-- begin MATERIALS PROVIDED --

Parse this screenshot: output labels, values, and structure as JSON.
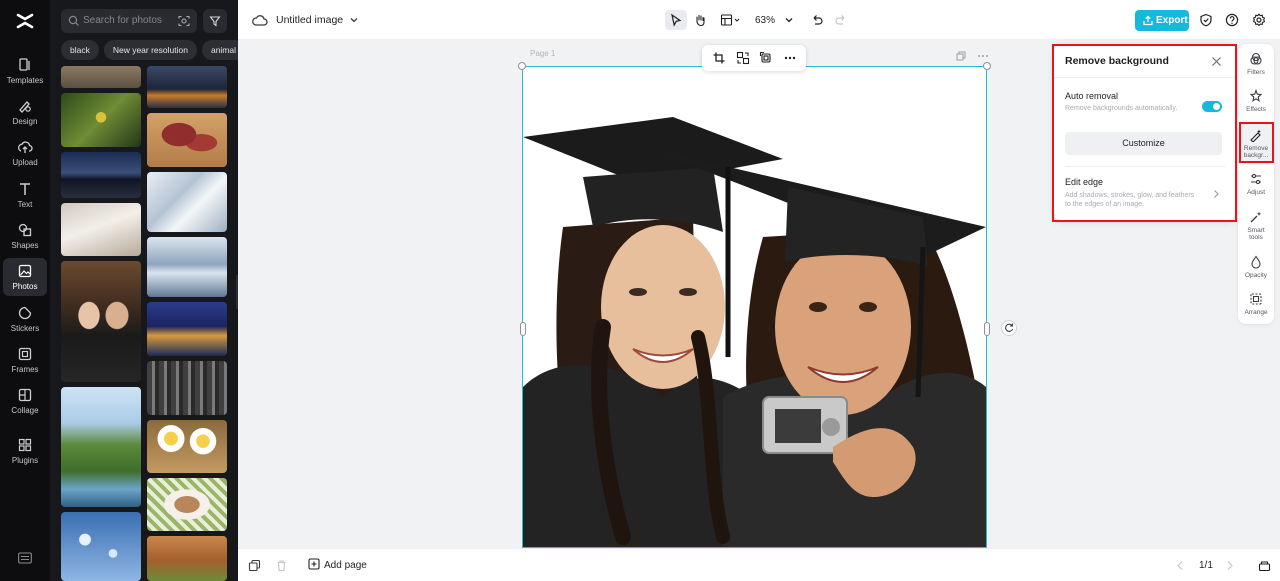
{
  "rail": {
    "items": [
      {
        "label": "Templates",
        "icon": "templates-icon"
      },
      {
        "label": "Design",
        "icon": "design-icon"
      },
      {
        "label": "Upload",
        "icon": "upload-icon"
      },
      {
        "label": "Text",
        "icon": "text-icon"
      },
      {
        "label": "Shapes",
        "icon": "shapes-icon"
      },
      {
        "label": "Photos",
        "icon": "photos-icon",
        "active": true
      },
      {
        "label": "Stickers",
        "icon": "stickers-icon"
      },
      {
        "label": "Frames",
        "icon": "frames-icon"
      },
      {
        "label": "Collage",
        "icon": "collage-icon"
      },
      {
        "label": "Plugins",
        "icon": "plugins-icon"
      }
    ]
  },
  "photos_panel": {
    "search_placeholder": "Search for photos",
    "chips": [
      "black",
      "New year resolution",
      "animal"
    ]
  },
  "topbar": {
    "doc_title": "Untitled image",
    "zoom": "63%",
    "export_label": "Export"
  },
  "canvas": {
    "page_label": "Page 1"
  },
  "bottombar": {
    "add_page_label": "Add page",
    "page_count": "1/1"
  },
  "right_tools": {
    "items": [
      {
        "label": "Filters",
        "icon": "filters-icon"
      },
      {
        "label": "Effects",
        "icon": "effects-icon"
      },
      {
        "label": "Remove backgr...",
        "icon": "remove-background-icon",
        "active": true
      },
      {
        "label": "Adjust",
        "icon": "adjust-icon"
      },
      {
        "label": "Smart tools",
        "icon": "smart-tools-icon"
      },
      {
        "label": "Opacity",
        "icon": "opacity-icon"
      },
      {
        "label": "Arrange",
        "icon": "arrange-icon"
      }
    ]
  },
  "remove_bg": {
    "title": "Remove background",
    "auto_removal_label": "Auto removal",
    "auto_removal_desc": "Remove backgrounds automatically.",
    "auto_removal_on": true,
    "customize_label": "Customize",
    "edit_edge_label": "Edit edge",
    "edit_edge_desc": "Add shadows, strokes, glow, and feathers to the edges of an image."
  },
  "colors": {
    "accent": "#16b8dc",
    "highlight": "#e8141c",
    "rail_bg": "#0d0d0f",
    "panel_bg": "#17181c"
  }
}
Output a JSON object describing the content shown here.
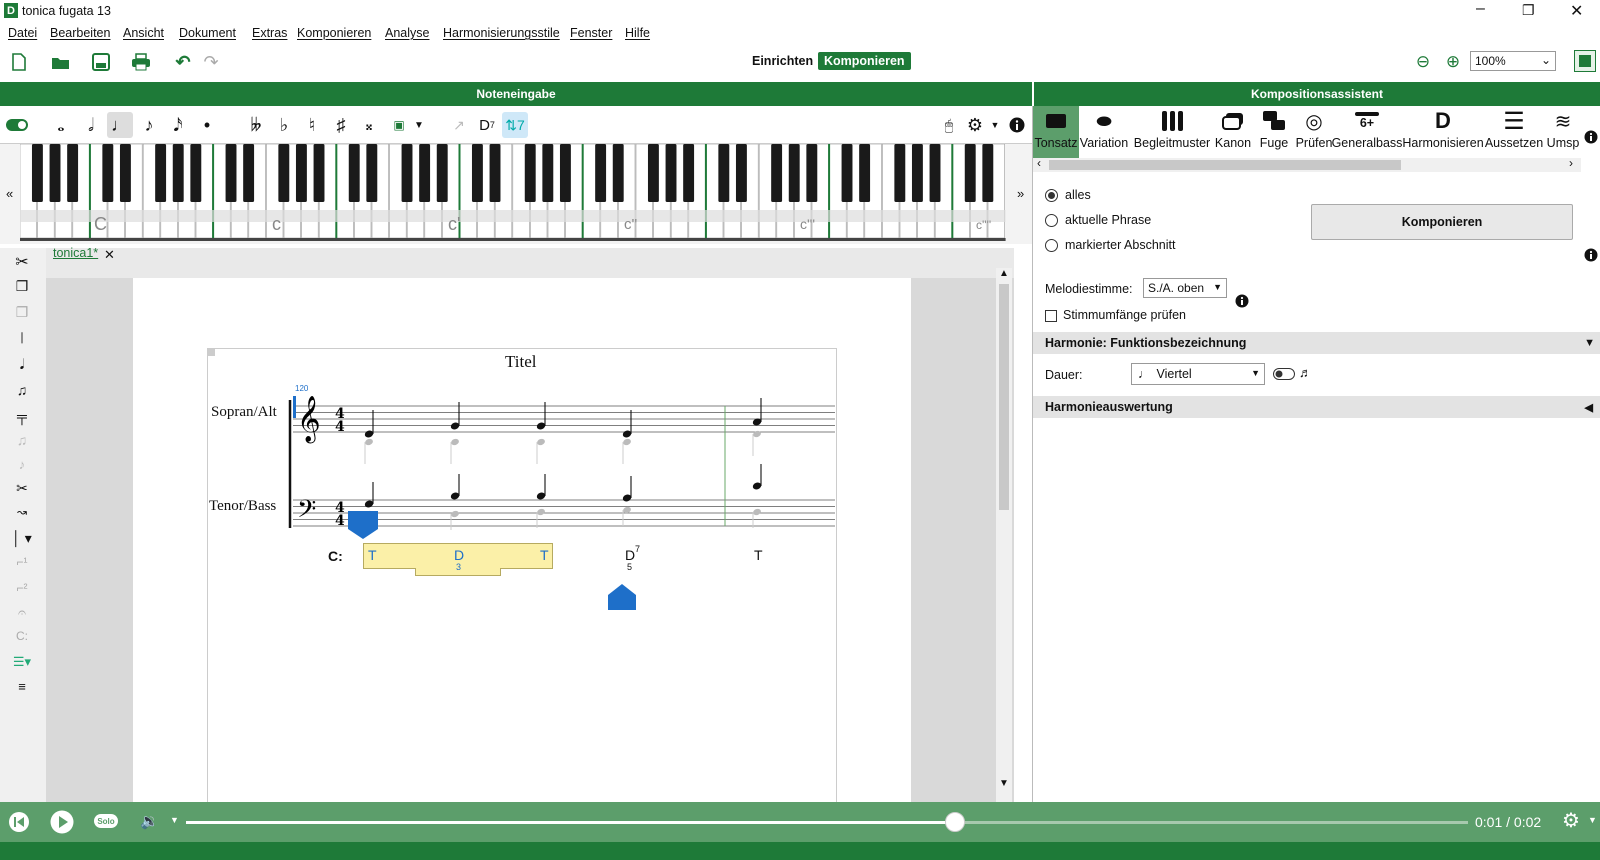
{
  "window": {
    "title": "tonica fugata 13",
    "logo_letter": "D"
  },
  "menu": [
    "Datei",
    "Bearbeiten",
    "Ansicht",
    "Dokument",
    "Extras",
    "Komponieren",
    "Analyse",
    "Harmonisierungsstile",
    "Fenster",
    "Hilfe"
  ],
  "toolbar": {
    "mode_setup": "Einrichten",
    "mode_compose": "Komponieren",
    "zoom": "100%"
  },
  "panels": {
    "note_input": "Noteneingabe",
    "assistant": "Kompositionsassistent"
  },
  "notebar": {
    "dominant_label": "D",
    "dominant_sup": "7",
    "dominant_active": "7"
  },
  "keyboard": {
    "octave_labels": [
      "C",
      "c",
      "c'",
      "c''",
      "c'''",
      "c''''"
    ],
    "left_arrow": "«",
    "right_arrow": "»"
  },
  "tab": {
    "name": "tonica1*",
    "close": "✕"
  },
  "score": {
    "title": "Titel",
    "tempo": "120",
    "staff_upper": "Sopran/Alt",
    "staff_lower": "Tenor/Bass",
    "time_sig": "4",
    "key": "C:",
    "functions": [
      "T",
      "D",
      "T",
      "D",
      "T"
    ],
    "function_sub": [
      "3",
      "5"
    ],
    "function_sup": "7"
  },
  "assistant": {
    "tools": [
      "Tonsatz",
      "Variation",
      "Begleitmuster",
      "Kanon",
      "Fuge",
      "Prüfen",
      "Generalbass",
      "Harmonisieren",
      "Aussetzen",
      "Umsp"
    ],
    "generalbass_icon_text": "6+",
    "harmonisieren_icon_text": "D",
    "scope_options": [
      "alles",
      "aktuelle Phrase",
      "markierter Abschnitt"
    ],
    "scope_selected": "alles",
    "compose_button": "Komponieren",
    "melody_label": "Melodiestimme:",
    "melody_value": "S./A. oben",
    "check_ranges": "Stimmumfänge prüfen",
    "section_harmony": "Harmonie: Funktionsbezeichnung",
    "duration_label": "Dauer:",
    "duration_value": "Viertel",
    "section_eval": "Harmonieauswertung"
  },
  "playback": {
    "time": "0:01 / 0:02",
    "solo": "Solo",
    "progress": 0.6
  }
}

-- end MATERIALS PROVIDED --

THE TASK – Will you set down the records word for word while leaving out every picture?

SOLUTION TO THIS EXERCISE –
Parse this screenshot: output labels, values, and structure as JSON.
{
  "rail": {
    "items": [
      {
        "label": "Templates",
        "icon": "templates-icon"
      },
      {
        "label": "Design",
        "icon": "design-icon"
      },
      {
        "label": "Upload",
        "icon": "upload-icon"
      },
      {
        "label": "Text",
        "icon": "text-icon"
      },
      {
        "label": "Shapes",
        "icon": "shapes-icon"
      },
      {
        "label": "Photos",
        "icon": "photos-icon",
        "active": true
      },
      {
        "label": "Stickers",
        "icon": "stickers-icon"
      },
      {
        "label": "Frames",
        "icon": "frames-icon"
      },
      {
        "label": "Collage",
        "icon": "collage-icon"
      },
      {
        "label": "Plugins",
        "icon": "plugins-icon"
      }
    ]
  },
  "photos_panel": {
    "search_placeholder": "Search for photos",
    "chips": [
      "black",
      "New year resolution",
      "animal"
    ]
  },
  "topbar": {
    "doc_title": "Untitled image",
    "zoom": "63%",
    "export_label": "Export"
  },
  "canvas": {
    "page_label": "Page 1"
  },
  "bottombar": {
    "add_page_label": "Add page",
    "page_count": "1/1"
  },
  "right_tools": {
    "items": [
      {
        "label": "Filters",
        "icon": "filters-icon"
      },
      {
        "label": "Effects",
        "icon": "effects-icon"
      },
      {
        "label": "Remove backgr...",
        "icon": "remove-background-icon",
        "active": true
      },
      {
        "label": "Adjust",
        "icon": "adjust-icon"
      },
      {
        "label": "Smart tools",
        "icon": "smart-tools-icon"
      },
      {
        "label": "Opacity",
        "icon": "opacity-icon"
      },
      {
        "label": "Arrange",
        "icon": "arrange-icon"
      }
    ]
  },
  "remove_bg": {
    "title": "Remove background",
    "auto_removal_label": "Auto removal",
    "auto_removal_desc": "Remove backgrounds automatically.",
    "auto_removal_on": true,
    "customize_label": "Customize",
    "edit_edge_label": "Edit edge",
    "edit_edge_desc": "Add shadows, strokes, glow, and feathers to the edges of an image."
  },
  "colors": {
    "accent": "#16b8dc",
    "highlight": "#e8141c",
    "rail_bg": "#0d0d0f",
    "panel_bg": "#17181c"
  }
}
Output a JSON object describing the content shown here.
{
  "window": {
    "title": "tonica fugata 13",
    "logo_letter": "D"
  },
  "menu": [
    "Datei",
    "Bearbeiten",
    "Ansicht",
    "Dokument",
    "Extras",
    "Komponieren",
    "Analyse",
    "Harmonisierungsstile",
    "Fenster",
    "Hilfe"
  ],
  "toolbar": {
    "mode_setup": "Einrichten",
    "mode_compose": "Komponieren",
    "zoom": "100%"
  },
  "panels": {
    "note_input": "Noteneingabe",
    "assistant": "Kompositionsassistent"
  },
  "notebar": {
    "dominant_label": "D",
    "dominant_sup": "7",
    "dominant_active": "7"
  },
  "keyboard": {
    "octave_labels": [
      "C",
      "c",
      "c'",
      "c''",
      "c'''",
      "c''''"
    ],
    "left_arrow": "«",
    "right_arrow": "»"
  },
  "tab": {
    "name": "tonica1*",
    "close": "✕"
  },
  "score": {
    "title": "Titel",
    "tempo": "120",
    "staff_upper": "Sopran/Alt",
    "staff_lower": "Tenor/Bass",
    "time_sig": "4",
    "key": "C:",
    "functions": [
      "T",
      "D",
      "T",
      "D",
      "T"
    ],
    "function_sub": [
      "3",
      "5"
    ],
    "function_sup": "7"
  },
  "assistant": {
    "tools": [
      "Tonsatz",
      "Variation",
      "Begleitmuster",
      "Kanon",
      "Fuge",
      "Prüfen",
      "Generalbass",
      "Harmonisieren",
      "Aussetzen",
      "Umsp"
    ],
    "generalbass_icon_text": "6+",
    "harmonisieren_icon_text": "D",
    "scope_options": [
      "alles",
      "aktuelle Phrase",
      "markierter Abschnitt"
    ],
    "scope_selected": "alles",
    "compose_button": "Komponieren",
    "melody_label": "Melodiestimme:",
    "melody_value": "S./A. oben",
    "check_ranges": "Stimmumfänge prüfen",
    "section_harmony": "Harmonie: Funktionsbezeichnung",
    "duration_label": "Dauer:",
    "duration_value": "Viertel",
    "section_eval": "Harmonieauswertung"
  },
  "playback": {
    "time": "0:01 / 0:02",
    "solo": "Solo",
    "progress": 0.6
  }
}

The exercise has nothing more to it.